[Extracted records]
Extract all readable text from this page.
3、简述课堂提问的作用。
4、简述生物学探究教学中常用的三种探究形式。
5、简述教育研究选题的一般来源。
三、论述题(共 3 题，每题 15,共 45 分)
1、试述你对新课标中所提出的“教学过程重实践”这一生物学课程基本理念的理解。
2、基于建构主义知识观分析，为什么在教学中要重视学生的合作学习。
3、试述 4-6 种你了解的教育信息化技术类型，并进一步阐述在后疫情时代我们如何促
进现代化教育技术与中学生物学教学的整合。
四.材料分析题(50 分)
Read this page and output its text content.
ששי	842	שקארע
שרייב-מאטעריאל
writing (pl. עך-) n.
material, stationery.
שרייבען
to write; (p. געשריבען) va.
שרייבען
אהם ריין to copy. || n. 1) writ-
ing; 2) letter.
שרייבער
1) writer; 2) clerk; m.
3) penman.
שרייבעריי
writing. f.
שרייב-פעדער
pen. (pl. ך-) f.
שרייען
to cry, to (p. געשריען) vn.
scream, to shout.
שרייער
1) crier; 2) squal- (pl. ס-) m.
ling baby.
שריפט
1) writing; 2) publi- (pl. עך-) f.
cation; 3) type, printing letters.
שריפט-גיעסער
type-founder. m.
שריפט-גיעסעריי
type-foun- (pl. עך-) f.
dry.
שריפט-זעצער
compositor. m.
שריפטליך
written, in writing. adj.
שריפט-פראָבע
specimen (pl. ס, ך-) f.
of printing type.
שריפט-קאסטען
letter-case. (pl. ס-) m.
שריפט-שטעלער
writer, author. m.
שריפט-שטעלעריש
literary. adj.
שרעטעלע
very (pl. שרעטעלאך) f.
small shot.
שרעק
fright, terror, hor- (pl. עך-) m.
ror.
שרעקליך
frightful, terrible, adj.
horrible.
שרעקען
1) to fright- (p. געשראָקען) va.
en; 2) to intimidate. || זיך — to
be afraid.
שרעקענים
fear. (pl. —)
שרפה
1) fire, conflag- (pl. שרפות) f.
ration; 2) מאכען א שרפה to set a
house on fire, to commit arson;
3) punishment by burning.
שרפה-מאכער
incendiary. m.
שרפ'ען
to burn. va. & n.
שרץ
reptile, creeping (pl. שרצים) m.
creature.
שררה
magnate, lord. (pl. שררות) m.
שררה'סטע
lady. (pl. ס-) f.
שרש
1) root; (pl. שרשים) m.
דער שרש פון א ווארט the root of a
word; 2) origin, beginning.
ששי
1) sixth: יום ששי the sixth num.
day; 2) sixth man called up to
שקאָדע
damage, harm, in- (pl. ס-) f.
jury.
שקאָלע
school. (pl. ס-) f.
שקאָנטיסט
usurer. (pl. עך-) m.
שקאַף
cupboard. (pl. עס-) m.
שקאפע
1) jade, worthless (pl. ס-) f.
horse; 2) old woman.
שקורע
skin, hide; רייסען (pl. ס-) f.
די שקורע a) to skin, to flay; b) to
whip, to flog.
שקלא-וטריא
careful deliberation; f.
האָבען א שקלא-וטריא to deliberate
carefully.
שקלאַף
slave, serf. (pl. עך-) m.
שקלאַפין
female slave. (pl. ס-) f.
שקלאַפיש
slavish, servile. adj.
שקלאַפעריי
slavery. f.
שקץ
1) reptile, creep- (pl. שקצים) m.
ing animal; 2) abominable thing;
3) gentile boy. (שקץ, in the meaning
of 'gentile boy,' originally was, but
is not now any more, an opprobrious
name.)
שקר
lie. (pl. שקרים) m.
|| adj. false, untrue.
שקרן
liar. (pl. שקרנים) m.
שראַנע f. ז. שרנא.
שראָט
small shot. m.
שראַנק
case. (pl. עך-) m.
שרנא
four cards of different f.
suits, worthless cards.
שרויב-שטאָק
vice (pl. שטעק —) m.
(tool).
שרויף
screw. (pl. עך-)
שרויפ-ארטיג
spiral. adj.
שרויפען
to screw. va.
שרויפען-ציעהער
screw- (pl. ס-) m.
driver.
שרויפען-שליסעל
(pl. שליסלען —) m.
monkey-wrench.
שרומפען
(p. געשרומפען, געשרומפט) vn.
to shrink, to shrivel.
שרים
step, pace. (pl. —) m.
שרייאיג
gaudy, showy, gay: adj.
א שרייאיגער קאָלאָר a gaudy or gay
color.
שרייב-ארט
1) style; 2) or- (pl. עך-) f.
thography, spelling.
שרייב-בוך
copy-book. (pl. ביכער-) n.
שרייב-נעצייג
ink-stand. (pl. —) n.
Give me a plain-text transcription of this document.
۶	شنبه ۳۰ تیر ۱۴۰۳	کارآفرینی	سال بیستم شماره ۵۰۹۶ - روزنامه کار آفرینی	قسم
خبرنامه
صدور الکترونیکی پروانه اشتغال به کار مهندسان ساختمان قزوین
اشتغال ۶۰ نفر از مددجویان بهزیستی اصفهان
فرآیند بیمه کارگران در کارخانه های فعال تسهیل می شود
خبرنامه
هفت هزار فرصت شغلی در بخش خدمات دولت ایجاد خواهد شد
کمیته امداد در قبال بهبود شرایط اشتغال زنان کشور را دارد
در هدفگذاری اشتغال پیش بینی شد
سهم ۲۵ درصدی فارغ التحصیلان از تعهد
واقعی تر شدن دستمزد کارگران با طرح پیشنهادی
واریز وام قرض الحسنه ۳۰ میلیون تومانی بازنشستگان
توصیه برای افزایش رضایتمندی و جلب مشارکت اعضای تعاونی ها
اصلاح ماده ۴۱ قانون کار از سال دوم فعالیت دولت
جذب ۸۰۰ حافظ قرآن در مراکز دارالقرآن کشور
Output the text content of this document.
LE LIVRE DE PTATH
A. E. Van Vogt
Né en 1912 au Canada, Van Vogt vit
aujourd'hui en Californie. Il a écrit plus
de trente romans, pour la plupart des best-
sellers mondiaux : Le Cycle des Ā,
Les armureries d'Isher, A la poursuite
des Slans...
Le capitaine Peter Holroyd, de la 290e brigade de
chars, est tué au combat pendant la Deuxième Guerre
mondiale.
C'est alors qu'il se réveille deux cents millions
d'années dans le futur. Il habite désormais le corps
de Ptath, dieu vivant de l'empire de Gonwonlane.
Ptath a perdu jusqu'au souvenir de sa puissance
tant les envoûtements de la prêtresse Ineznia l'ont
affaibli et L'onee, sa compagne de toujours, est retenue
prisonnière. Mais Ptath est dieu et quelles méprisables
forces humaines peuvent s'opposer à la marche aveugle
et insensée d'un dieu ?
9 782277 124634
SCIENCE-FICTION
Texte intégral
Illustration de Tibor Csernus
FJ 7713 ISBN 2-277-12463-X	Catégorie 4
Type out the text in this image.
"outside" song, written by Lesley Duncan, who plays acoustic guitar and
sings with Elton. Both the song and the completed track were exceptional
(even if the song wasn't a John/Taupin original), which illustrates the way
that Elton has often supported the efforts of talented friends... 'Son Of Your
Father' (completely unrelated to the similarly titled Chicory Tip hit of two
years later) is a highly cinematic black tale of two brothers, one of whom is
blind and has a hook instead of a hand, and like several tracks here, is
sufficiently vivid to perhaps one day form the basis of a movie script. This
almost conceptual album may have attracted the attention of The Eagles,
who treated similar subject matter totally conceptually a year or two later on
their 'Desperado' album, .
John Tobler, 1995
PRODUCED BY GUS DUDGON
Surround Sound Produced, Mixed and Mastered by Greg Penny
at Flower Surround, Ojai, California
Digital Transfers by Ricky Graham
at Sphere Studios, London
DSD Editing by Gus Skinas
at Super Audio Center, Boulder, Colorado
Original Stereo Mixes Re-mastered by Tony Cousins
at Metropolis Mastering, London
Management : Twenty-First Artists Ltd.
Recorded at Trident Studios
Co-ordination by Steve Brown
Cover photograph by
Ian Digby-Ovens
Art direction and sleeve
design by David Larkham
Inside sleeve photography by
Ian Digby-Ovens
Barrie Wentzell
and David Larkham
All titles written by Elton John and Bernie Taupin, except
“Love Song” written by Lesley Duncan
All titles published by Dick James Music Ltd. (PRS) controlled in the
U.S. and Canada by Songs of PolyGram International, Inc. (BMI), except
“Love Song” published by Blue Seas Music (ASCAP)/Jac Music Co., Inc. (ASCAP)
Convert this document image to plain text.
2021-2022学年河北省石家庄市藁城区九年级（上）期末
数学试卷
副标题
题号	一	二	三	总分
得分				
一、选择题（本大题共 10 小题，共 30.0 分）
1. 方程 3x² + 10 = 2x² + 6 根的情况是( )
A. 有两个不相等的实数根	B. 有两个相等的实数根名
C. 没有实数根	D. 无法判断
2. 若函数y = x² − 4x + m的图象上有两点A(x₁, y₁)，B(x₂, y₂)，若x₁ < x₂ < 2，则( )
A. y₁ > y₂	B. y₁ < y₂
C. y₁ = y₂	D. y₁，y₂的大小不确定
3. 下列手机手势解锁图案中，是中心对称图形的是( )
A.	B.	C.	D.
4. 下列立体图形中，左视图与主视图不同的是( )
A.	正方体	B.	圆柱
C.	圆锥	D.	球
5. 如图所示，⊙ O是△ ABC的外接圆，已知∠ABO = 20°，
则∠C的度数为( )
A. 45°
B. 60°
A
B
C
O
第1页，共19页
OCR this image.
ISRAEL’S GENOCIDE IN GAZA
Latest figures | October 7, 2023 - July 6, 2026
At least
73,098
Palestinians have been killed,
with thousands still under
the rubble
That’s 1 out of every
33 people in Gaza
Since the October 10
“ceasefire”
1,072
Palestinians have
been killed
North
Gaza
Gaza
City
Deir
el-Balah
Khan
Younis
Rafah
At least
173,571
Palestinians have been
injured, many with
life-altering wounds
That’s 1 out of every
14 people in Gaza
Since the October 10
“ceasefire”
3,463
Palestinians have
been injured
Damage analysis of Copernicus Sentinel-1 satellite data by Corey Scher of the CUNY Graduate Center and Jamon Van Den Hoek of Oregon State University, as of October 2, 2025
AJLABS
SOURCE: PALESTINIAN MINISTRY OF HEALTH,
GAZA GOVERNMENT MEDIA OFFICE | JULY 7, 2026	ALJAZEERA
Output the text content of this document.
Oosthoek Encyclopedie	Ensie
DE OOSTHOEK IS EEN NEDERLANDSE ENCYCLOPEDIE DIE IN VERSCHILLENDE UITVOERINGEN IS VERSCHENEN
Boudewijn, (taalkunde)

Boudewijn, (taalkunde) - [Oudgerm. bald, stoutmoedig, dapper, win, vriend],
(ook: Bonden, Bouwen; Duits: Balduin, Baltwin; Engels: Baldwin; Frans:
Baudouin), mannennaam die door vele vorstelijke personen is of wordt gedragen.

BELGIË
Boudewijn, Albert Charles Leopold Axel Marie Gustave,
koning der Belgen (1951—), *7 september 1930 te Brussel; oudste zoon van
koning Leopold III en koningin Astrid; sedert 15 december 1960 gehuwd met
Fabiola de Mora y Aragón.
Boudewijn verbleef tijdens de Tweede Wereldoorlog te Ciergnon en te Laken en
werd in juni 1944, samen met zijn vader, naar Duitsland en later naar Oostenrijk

** The exercise **
Scan the material and collect every line that contains "cards".

** Result below **
four cards of different f.
suits, worthless cards.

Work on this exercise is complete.